====== Provided passage ======

Carry-On Packing Guide To Survive Winter Storm Flight Delays & Cancellations
Whether it’s a once-in-a-decade blizzard over the midwest, a corrupted file crashing flight systems at the FAA, or just a lot of regular ice and snow; we all know winter storm flight delays are common between December and February.
In December 2022 over a four day period, US airlines canceled 12,000 flights (and on average 60,000 get canceled per year in the continental US). So if you’re flying during Jack Frost’s favorite season, you need to accept the idea that winter weather is likely to strand you at the airport. To help you out, we pulled together our favorite tips on what to pack before you leave your home that will make a delay or cancellation more bearable. Let’s dive in.
What To Pack When You’re Expecting to Fly In Bad Winter Weather
At Knack we’re big proponents of One Bag living so we're going to start with the fundamental tip of never checking a bag during winter unless you absolutely have to (checked bags often get lost when there are airline delays and cancellations). We’ll go into additional tips below, but in case your flight is leaving soon, here’s a brief checklist of what you should pack in your carry-on.

====== Extracted data ======

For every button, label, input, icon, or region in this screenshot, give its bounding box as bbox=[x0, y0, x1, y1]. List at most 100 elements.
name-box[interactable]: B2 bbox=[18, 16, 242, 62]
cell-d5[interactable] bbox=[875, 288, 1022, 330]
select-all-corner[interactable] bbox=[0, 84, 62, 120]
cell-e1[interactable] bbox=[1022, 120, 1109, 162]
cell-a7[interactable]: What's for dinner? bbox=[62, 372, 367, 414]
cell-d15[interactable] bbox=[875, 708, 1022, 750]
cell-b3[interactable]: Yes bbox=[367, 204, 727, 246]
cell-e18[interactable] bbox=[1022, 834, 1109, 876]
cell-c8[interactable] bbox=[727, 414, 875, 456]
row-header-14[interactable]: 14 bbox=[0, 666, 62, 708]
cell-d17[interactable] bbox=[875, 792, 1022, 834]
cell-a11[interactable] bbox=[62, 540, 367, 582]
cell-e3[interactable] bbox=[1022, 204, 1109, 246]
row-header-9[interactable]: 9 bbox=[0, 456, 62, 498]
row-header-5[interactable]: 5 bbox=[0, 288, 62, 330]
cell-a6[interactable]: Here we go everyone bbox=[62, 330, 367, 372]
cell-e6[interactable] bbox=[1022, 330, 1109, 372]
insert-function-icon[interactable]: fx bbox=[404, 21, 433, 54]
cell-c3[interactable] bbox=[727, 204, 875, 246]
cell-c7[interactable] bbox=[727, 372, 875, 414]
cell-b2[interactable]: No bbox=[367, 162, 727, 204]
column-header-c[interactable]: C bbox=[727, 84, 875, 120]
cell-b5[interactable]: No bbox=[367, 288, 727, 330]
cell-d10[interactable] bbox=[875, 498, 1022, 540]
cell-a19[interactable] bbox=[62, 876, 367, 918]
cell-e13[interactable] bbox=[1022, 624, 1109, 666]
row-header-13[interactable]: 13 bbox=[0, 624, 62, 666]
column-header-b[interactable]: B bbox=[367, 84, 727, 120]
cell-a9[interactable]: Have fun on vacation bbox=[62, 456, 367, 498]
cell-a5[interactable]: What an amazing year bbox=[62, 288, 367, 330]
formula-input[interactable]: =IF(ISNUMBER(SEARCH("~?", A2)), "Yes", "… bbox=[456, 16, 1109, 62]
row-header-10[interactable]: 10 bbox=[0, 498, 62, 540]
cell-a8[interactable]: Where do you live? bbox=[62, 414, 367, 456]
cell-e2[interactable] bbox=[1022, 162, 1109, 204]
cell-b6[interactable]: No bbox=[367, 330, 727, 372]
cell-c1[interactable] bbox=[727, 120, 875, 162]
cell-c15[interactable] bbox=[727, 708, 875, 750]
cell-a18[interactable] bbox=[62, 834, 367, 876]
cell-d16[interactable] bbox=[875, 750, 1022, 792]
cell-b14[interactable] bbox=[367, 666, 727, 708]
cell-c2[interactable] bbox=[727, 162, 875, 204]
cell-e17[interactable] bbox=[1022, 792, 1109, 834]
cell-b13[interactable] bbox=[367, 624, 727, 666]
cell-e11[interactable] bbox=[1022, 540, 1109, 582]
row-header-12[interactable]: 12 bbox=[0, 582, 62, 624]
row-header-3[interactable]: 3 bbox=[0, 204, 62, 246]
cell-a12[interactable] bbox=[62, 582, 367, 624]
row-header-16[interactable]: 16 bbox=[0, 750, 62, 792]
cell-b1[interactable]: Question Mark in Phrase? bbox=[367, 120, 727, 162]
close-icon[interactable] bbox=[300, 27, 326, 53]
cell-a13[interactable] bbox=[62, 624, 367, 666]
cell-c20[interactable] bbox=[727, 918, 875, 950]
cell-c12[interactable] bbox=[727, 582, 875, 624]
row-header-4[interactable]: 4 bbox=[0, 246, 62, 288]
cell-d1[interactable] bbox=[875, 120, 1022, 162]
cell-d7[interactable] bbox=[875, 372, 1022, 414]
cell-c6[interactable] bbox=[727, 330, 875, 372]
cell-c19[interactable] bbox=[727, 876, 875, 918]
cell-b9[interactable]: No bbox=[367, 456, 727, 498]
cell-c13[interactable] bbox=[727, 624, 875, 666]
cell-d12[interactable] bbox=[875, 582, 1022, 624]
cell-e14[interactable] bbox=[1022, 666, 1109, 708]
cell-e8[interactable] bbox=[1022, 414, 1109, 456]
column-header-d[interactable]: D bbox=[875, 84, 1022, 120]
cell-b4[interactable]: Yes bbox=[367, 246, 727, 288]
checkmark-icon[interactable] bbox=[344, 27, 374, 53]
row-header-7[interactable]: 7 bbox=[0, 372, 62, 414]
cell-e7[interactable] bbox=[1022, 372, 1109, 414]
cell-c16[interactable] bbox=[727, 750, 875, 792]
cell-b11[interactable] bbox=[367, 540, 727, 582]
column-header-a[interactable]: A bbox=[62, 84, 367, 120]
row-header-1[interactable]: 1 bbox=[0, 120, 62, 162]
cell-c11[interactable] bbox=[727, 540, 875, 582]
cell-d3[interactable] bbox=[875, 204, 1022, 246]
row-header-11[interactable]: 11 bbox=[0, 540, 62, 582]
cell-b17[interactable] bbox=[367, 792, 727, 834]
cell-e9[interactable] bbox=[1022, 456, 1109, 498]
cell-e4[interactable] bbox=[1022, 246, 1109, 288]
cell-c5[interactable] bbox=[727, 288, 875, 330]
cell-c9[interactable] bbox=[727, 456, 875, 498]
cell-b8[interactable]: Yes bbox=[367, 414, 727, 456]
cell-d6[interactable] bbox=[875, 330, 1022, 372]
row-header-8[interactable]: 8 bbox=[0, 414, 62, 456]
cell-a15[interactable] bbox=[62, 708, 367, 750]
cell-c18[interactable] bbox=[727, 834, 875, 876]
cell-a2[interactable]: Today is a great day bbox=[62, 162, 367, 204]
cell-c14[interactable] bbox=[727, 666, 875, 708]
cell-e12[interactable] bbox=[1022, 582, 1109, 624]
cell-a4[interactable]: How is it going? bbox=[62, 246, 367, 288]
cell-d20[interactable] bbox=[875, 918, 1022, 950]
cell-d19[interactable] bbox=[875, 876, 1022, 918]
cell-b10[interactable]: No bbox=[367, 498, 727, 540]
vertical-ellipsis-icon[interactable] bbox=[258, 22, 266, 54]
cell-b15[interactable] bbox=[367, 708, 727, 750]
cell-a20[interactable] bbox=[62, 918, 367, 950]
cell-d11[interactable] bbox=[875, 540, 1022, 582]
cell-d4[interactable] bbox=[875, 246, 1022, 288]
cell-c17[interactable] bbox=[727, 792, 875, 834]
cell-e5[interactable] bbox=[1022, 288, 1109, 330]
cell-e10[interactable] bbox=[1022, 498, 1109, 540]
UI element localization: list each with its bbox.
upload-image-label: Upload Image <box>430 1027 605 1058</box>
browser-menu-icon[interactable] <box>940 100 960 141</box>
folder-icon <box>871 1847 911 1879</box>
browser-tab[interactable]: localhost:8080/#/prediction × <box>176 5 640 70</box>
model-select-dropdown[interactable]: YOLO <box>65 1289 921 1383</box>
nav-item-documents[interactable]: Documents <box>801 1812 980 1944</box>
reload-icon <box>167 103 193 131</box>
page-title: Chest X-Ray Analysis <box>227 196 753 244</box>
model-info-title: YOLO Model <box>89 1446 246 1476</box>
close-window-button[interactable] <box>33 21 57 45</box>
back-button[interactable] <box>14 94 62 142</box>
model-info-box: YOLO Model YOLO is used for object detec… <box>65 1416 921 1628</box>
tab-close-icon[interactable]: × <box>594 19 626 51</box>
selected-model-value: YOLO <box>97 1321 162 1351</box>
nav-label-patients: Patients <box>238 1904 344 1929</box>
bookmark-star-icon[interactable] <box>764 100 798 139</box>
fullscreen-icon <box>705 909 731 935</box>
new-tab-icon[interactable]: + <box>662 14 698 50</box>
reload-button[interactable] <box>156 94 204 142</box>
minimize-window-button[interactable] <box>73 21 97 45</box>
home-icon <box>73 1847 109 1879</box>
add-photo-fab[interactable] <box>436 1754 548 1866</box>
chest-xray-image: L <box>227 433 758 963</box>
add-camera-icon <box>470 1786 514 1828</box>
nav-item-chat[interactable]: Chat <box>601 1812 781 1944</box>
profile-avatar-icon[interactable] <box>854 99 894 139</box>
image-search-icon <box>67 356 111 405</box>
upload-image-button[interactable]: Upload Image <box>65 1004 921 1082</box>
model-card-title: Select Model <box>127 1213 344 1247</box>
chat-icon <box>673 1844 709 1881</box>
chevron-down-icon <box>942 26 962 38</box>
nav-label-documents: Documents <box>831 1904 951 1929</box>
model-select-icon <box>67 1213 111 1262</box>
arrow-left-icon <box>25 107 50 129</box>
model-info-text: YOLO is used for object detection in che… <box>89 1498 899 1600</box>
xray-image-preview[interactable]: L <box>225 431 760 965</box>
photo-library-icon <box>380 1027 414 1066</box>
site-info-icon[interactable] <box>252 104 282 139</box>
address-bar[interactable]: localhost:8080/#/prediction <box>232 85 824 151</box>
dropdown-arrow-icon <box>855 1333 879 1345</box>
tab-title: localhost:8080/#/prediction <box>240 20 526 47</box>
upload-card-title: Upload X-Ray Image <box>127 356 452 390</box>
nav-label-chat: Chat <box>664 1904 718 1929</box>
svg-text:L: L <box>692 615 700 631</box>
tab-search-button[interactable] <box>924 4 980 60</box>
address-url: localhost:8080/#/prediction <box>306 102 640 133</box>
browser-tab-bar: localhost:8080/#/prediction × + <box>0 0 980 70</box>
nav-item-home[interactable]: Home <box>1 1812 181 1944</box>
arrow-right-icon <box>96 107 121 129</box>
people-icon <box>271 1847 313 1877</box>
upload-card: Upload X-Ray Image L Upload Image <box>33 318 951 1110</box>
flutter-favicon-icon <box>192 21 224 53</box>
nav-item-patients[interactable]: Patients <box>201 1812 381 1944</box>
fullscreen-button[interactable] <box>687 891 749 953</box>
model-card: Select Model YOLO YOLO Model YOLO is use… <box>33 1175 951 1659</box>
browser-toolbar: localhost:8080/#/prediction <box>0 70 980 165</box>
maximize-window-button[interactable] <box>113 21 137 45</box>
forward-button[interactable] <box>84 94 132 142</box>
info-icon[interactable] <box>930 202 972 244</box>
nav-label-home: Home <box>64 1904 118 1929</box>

======

▶ **Work to be completed**
Transcribe the part of the winter flight delay packing guide starting with "In December 2022" and going on through "Let’s dive in.".

▶ **Written solution**
In December 2022 over a four day period, US airlines canceled 12,000 flights (and on average 60,000 get canceled per year in the continental US). So if you’re flying during Jack Frost’s favorite season, you need to accept the idea that winter weather is likely to strand you at the airport. To help you out, we pulled together our favorite tips on what to pack before you leave your home that will make a delay or cancellation more bearable. Let’s dive in.